▸ Task description:
Pull each line containing "this" out of the data and copy it.

>> start

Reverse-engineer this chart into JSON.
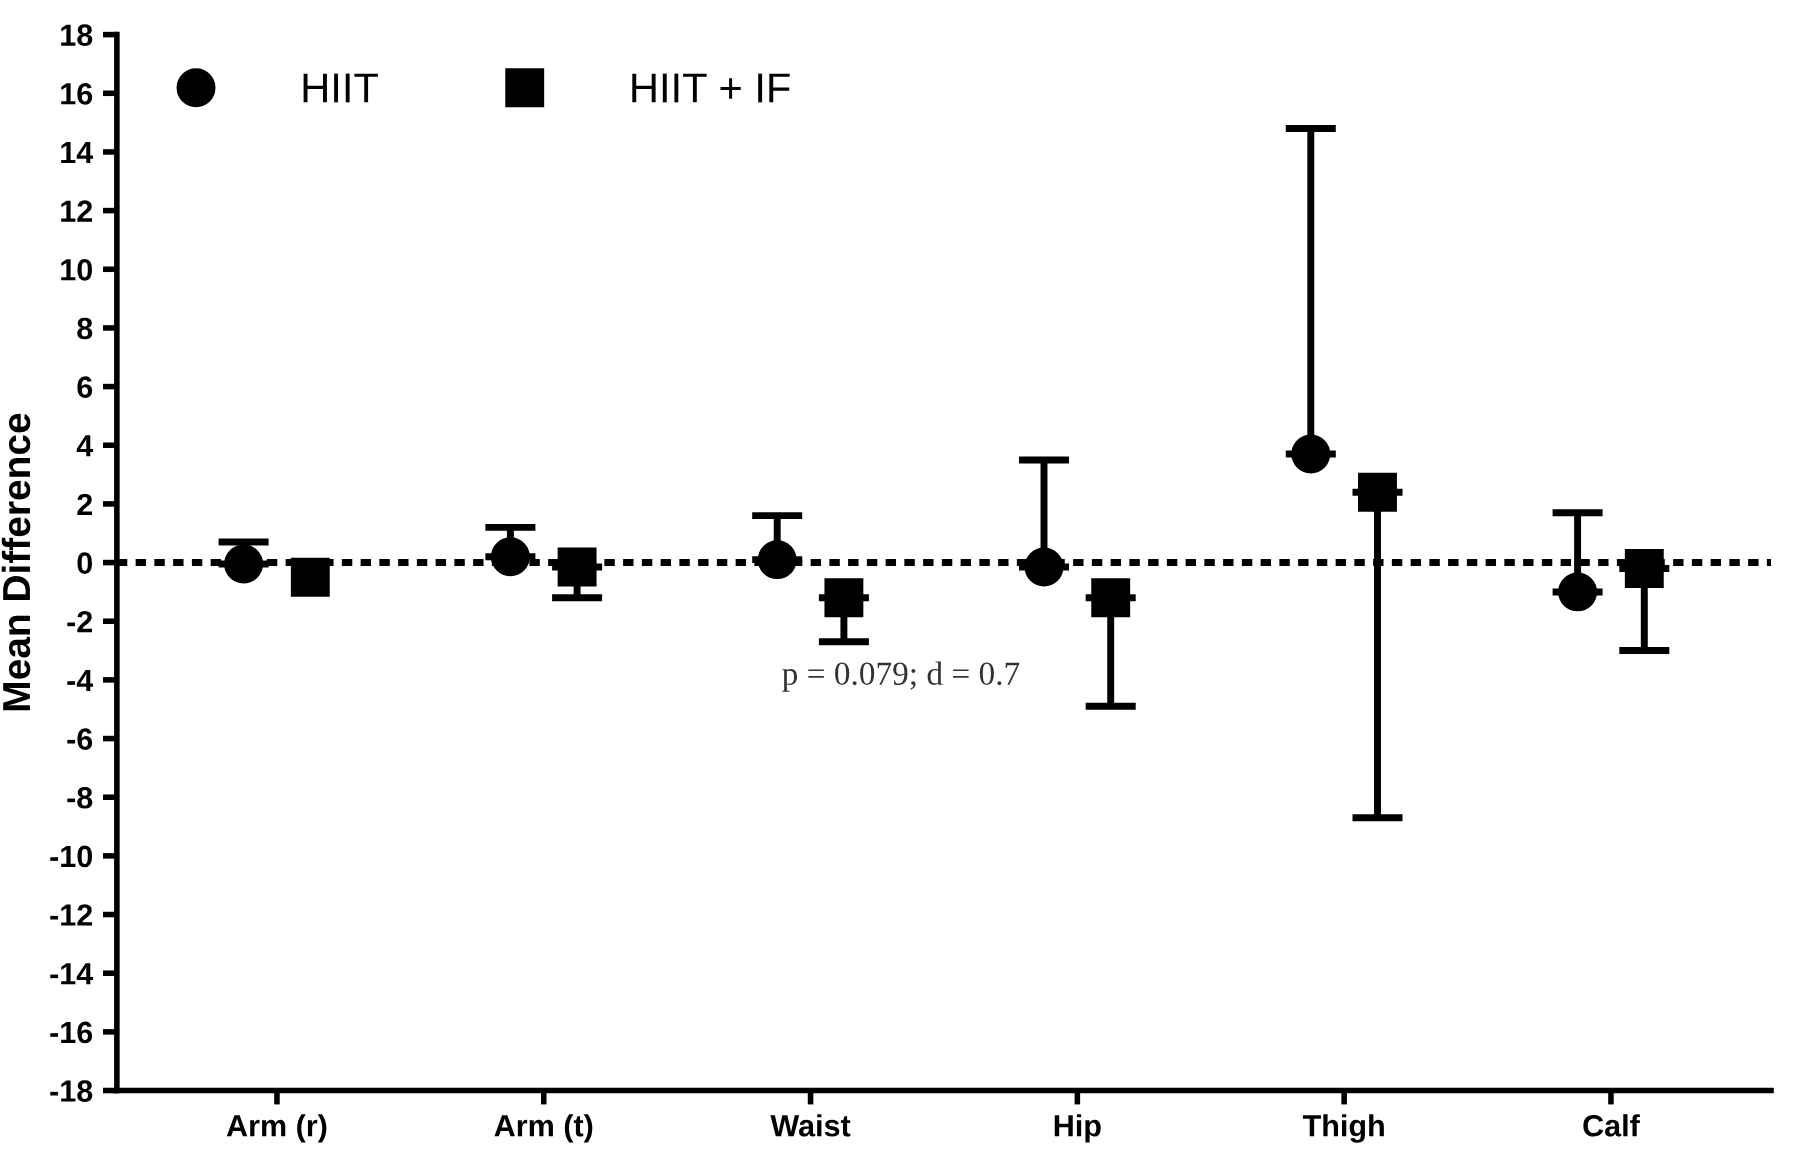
{
  "chart_data": {
    "type": "scatter",
    "ylabel": "Mean Difference",
    "categories": [
      "Arm (r)",
      "Arm (t)",
      "Waist",
      "Hip",
      "Thigh",
      "Calf"
    ],
    "series": [
      {
        "name": "HIIT",
        "color": "#000000",
        "marker": "circle",
        "values": [
          -0.05,
          0.2,
          0.1,
          -0.15,
          3.7,
          -1.0
        ],
        "errors": [
          [
            -0.05,
            0.7
          ],
          [
            0.2,
            1.2
          ],
          [
            0.1,
            1.6
          ],
          [
            -0.15,
            3.5
          ],
          [
            3.7,
            14.8
          ],
          [
            -1.0,
            1.7
          ]
        ]
      },
      {
        "name": "HIIT + IF",
        "color": "#000000",
        "marker": "square",
        "values": [
          -0.5,
          -0.15,
          -1.2,
          -1.2,
          2.4,
          -0.2
        ],
        "errors": [
          null,
          [
            -1.2,
            -0.15
          ],
          [
            -2.7,
            -1.2
          ],
          [
            -4.9,
            -1.2
          ],
          [
            -8.7,
            2.4
          ],
          [
            -3.0,
            -0.2
          ]
        ]
      }
    ],
    "ylim": [
      -18,
      18
    ],
    "yticks": [
      -18,
      -16,
      -14,
      -12,
      -10,
      -8,
      -6,
      -4,
      -2,
      0,
      2,
      4,
      6,
      8,
      10,
      12,
      14,
      16,
      18
    ],
    "ref_lines": [
      {
        "axis": "y",
        "value": 0,
        "line_style": "dotted",
        "color": "#000000"
      }
    ],
    "annotations": [
      "p = 0.079; d = 0.7"
    ],
    "legend": "top left",
    "grid": false
  }
}
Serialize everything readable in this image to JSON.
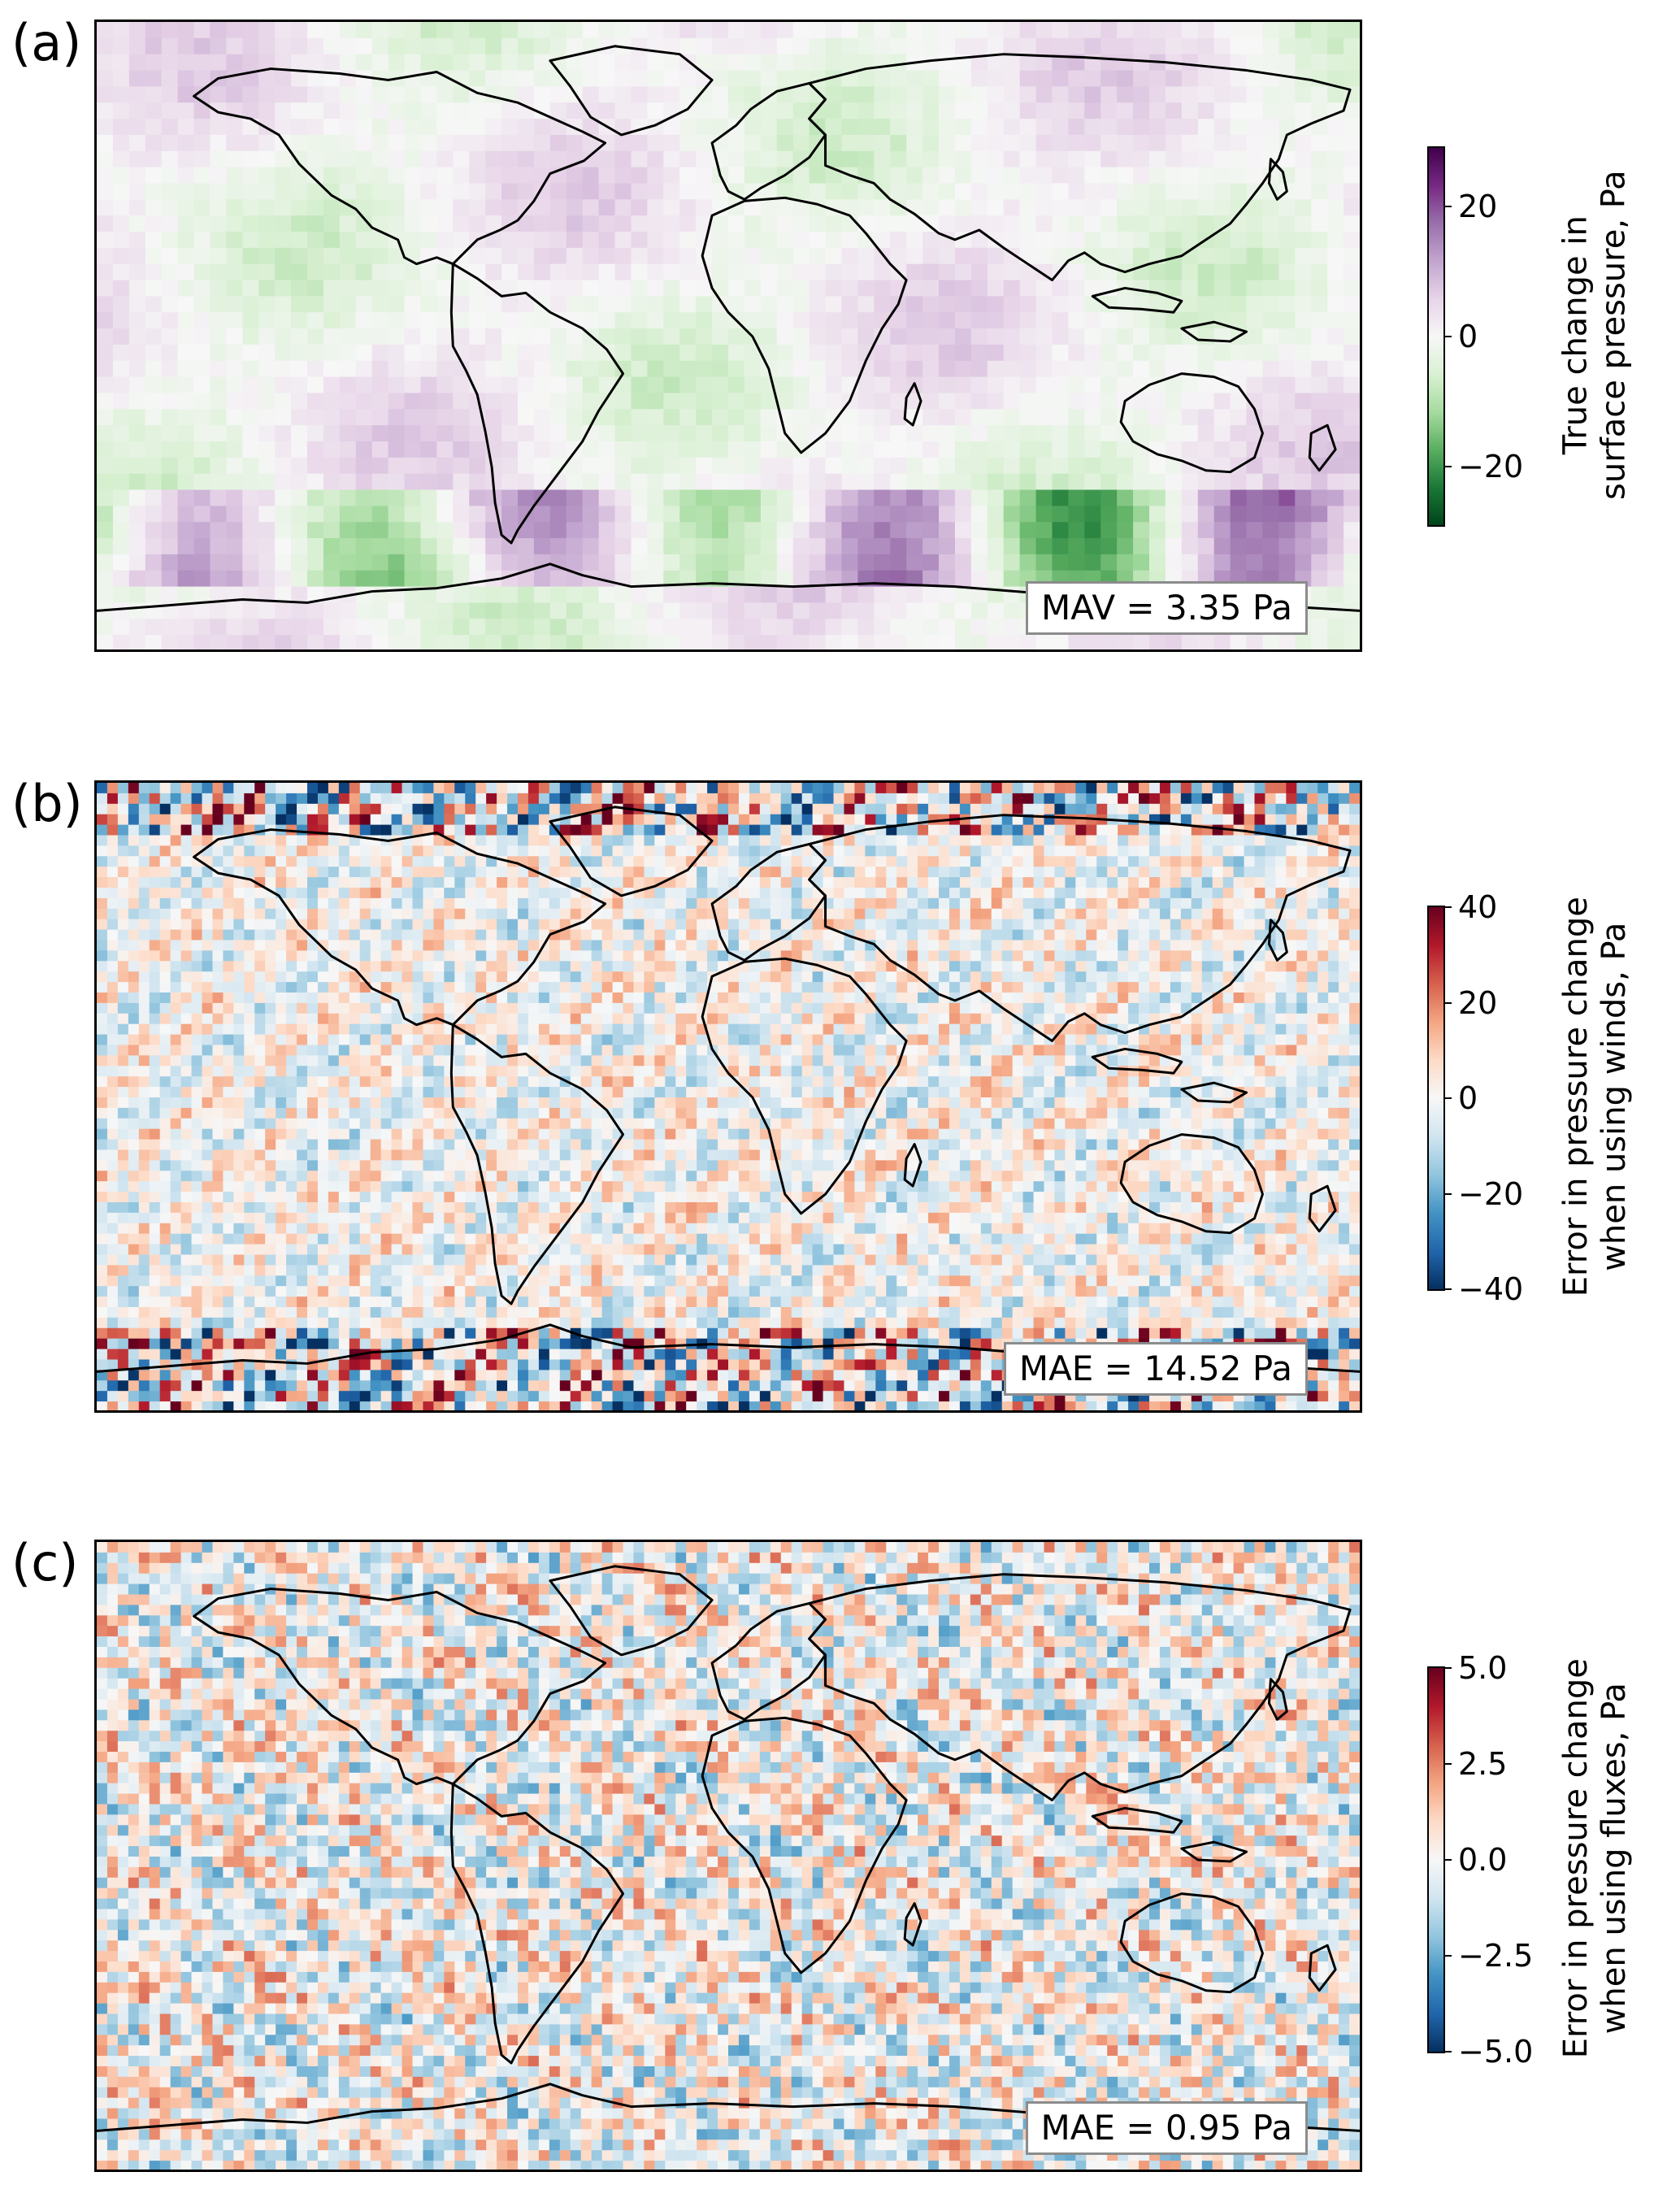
{
  "panels": [
    {
      "label": "(a)",
      "stat": "MAV = 3.35 Pa",
      "colorbar": {
        "title_line1": "True change in",
        "title_line2": "surface pressure, Pa",
        "ticks": [
          "20",
          "0",
          "−20"
        ],
        "tick_values": [
          20,
          0,
          -20
        ],
        "range": [
          -29,
          29
        ],
        "colormap": "PRGn",
        "colors": [
          "#00441b",
          "#1b7837",
          "#5aae61",
          "#a6dba0",
          "#d9f0d3",
          "#f7f7f7",
          "#e7d4e8",
          "#c2a5cf",
          "#9970ab",
          "#762a83",
          "#40004b"
        ]
      }
    },
    {
      "label": "(b)",
      "stat": "MAE = 14.52 Pa",
      "colorbar": {
        "title_line1": "Error in pressure change",
        "title_line2": "when using winds, Pa",
        "ticks": [
          "40",
          "20",
          "0",
          "−20",
          "−40"
        ],
        "tick_values": [
          40,
          20,
          0,
          -20,
          -40
        ],
        "range": [
          -40,
          40
        ],
        "colormap": "RdBu_r",
        "colors": [
          "#053061",
          "#2166ac",
          "#4393c3",
          "#92c5de",
          "#d1e5f0",
          "#f7f7f7",
          "#fddbc7",
          "#f4a582",
          "#d6604d",
          "#b2182b",
          "#67001f"
        ]
      }
    },
    {
      "label": "(c)",
      "stat": "MAE = 0.95 Pa",
      "colorbar": {
        "title_line1": "Error in pressure change",
        "title_line2": "when using fluxes, Pa",
        "ticks": [
          "5.0",
          "2.5",
          "0.0",
          "−2.5",
          "−5.0"
        ],
        "tick_values": [
          5,
          2.5,
          0,
          -2.5,
          -5
        ],
        "range": [
          -5,
          5
        ],
        "colormap": "RdBu_r",
        "colors": [
          "#053061",
          "#2166ac",
          "#4393c3",
          "#92c5de",
          "#d1e5f0",
          "#f7f7f7",
          "#fddbc7",
          "#f4a582",
          "#d6604d",
          "#b2182b",
          "#67001f"
        ]
      }
    }
  ]
}
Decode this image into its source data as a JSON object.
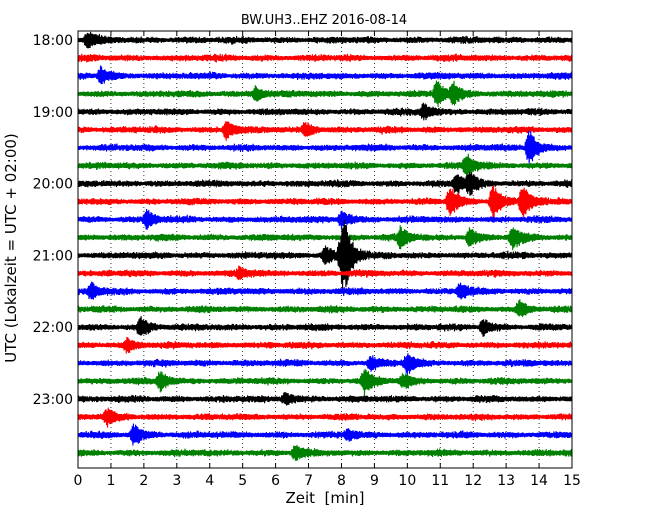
{
  "chart_data": {
    "type": "line",
    "title": "BW.UH3..EHZ 2016-08-14",
    "xlabel": "Zeit  [min]",
    "ylabel": "UTC (Lokalzeit = UTC + 02:00)",
    "xlim": [
      0,
      15
    ],
    "x_ticks": [
      "0",
      "1",
      "2",
      "3",
      "4",
      "5",
      "6",
      "7",
      "8",
      "9",
      "10",
      "11",
      "12",
      "13",
      "14",
      "15"
    ],
    "y_ticks": [
      "18:00",
      "19:00",
      "20:00",
      "21:00",
      "22:00",
      "23:00"
    ],
    "trace_minutes": 15,
    "grid": "vertical-dotted",
    "series_colors": [
      "#000000",
      "#ff0000",
      "#0000ff",
      "#008000"
    ],
    "traces": [
      {
        "start": "18:00",
        "color": "#000000",
        "events": [
          {
            "t": 0.3,
            "amp": 0.8
          }
        ]
      },
      {
        "start": "18:15",
        "color": "#ff0000",
        "events": []
      },
      {
        "start": "18:30",
        "color": "#0000ff",
        "events": [
          {
            "t": 0.7,
            "amp": 0.9
          }
        ]
      },
      {
        "start": "18:45",
        "color": "#008000",
        "events": [
          {
            "t": 5.4,
            "amp": 0.7
          },
          {
            "t": 10.9,
            "amp": 1.3
          },
          {
            "t": 11.4,
            "amp": 1.0
          }
        ]
      },
      {
        "start": "19:00",
        "color": "#000000",
        "events": [
          {
            "t": 10.5,
            "amp": 0.8
          }
        ]
      },
      {
        "start": "19:15",
        "color": "#ff0000",
        "events": [
          {
            "t": 4.5,
            "amp": 0.9
          },
          {
            "t": 6.9,
            "amp": 0.7
          }
        ]
      },
      {
        "start": "19:30",
        "color": "#0000ff",
        "events": [
          {
            "t": 13.7,
            "amp": 1.8
          }
        ]
      },
      {
        "start": "19:45",
        "color": "#008000",
        "events": [
          {
            "t": 11.8,
            "amp": 1.2
          }
        ]
      },
      {
        "start": "20:00",
        "color": "#000000",
        "events": [
          {
            "t": 11.5,
            "amp": 1.0
          },
          {
            "t": 11.9,
            "amp": 0.9
          }
        ]
      },
      {
        "start": "20:15",
        "color": "#ff0000",
        "events": [
          {
            "t": 11.3,
            "amp": 1.5
          },
          {
            "t": 12.6,
            "amp": 1.8
          },
          {
            "t": 13.5,
            "amp": 1.9
          }
        ]
      },
      {
        "start": "20:30",
        "color": "#0000ff",
        "events": [
          {
            "t": 2.1,
            "amp": 1.0
          },
          {
            "t": 8.0,
            "amp": 0.8
          }
        ]
      },
      {
        "start": "20:45",
        "color": "#008000",
        "events": [
          {
            "t": 9.8,
            "amp": 1.0
          },
          {
            "t": 11.9,
            "amp": 0.9
          },
          {
            "t": 13.2,
            "amp": 1.1
          }
        ]
      },
      {
        "start": "21:00",
        "color": "#000000",
        "events": [
          {
            "t": 7.5,
            "amp": 0.9
          },
          {
            "t": 8.0,
            "amp": 2.4
          },
          {
            "t": 8.1,
            "amp": 2.1
          }
        ]
      },
      {
        "start": "21:15",
        "color": "#ff0000",
        "events": [
          {
            "t": 4.9,
            "amp": 0.5
          }
        ]
      },
      {
        "start": "21:30",
        "color": "#0000ff",
        "events": [
          {
            "t": 0.4,
            "amp": 0.8
          },
          {
            "t": 11.6,
            "amp": 0.8
          }
        ]
      },
      {
        "start": "21:45",
        "color": "#008000",
        "events": [
          {
            "t": 13.4,
            "amp": 0.8
          }
        ]
      },
      {
        "start": "22:00",
        "color": "#000000",
        "events": [
          {
            "t": 1.9,
            "amp": 1.0
          },
          {
            "t": 12.3,
            "amp": 0.8
          }
        ]
      },
      {
        "start": "22:15",
        "color": "#ff0000",
        "events": [
          {
            "t": 1.5,
            "amp": 0.7
          }
        ]
      },
      {
        "start": "22:30",
        "color": "#0000ff",
        "events": [
          {
            "t": 8.9,
            "amp": 0.7
          },
          {
            "t": 10.0,
            "amp": 1.0
          }
        ]
      },
      {
        "start": "22:45",
        "color": "#008000",
        "events": [
          {
            "t": 2.5,
            "amp": 1.0
          },
          {
            "t": 8.7,
            "amp": 1.2
          },
          {
            "t": 9.9,
            "amp": 0.7
          }
        ]
      },
      {
        "start": "23:00",
        "color": "#000000",
        "events": [
          {
            "t": 6.3,
            "amp": 0.6
          }
        ]
      },
      {
        "start": "23:15",
        "color": "#ff0000",
        "events": [
          {
            "t": 0.9,
            "amp": 0.7
          }
        ]
      },
      {
        "start": "23:30",
        "color": "#0000ff",
        "events": [
          {
            "t": 1.7,
            "amp": 1.0
          },
          {
            "t": 8.2,
            "amp": 0.5
          }
        ]
      },
      {
        "start": "23:45",
        "color": "#008000",
        "events": [
          {
            "t": 6.6,
            "amp": 0.7
          }
        ]
      }
    ]
  }
}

>> end

▸ The response:
Reverse-engineer this chart into JSON.
Serialize everything readable in this image to JSON.
Decode this image into its source data as a JSON object.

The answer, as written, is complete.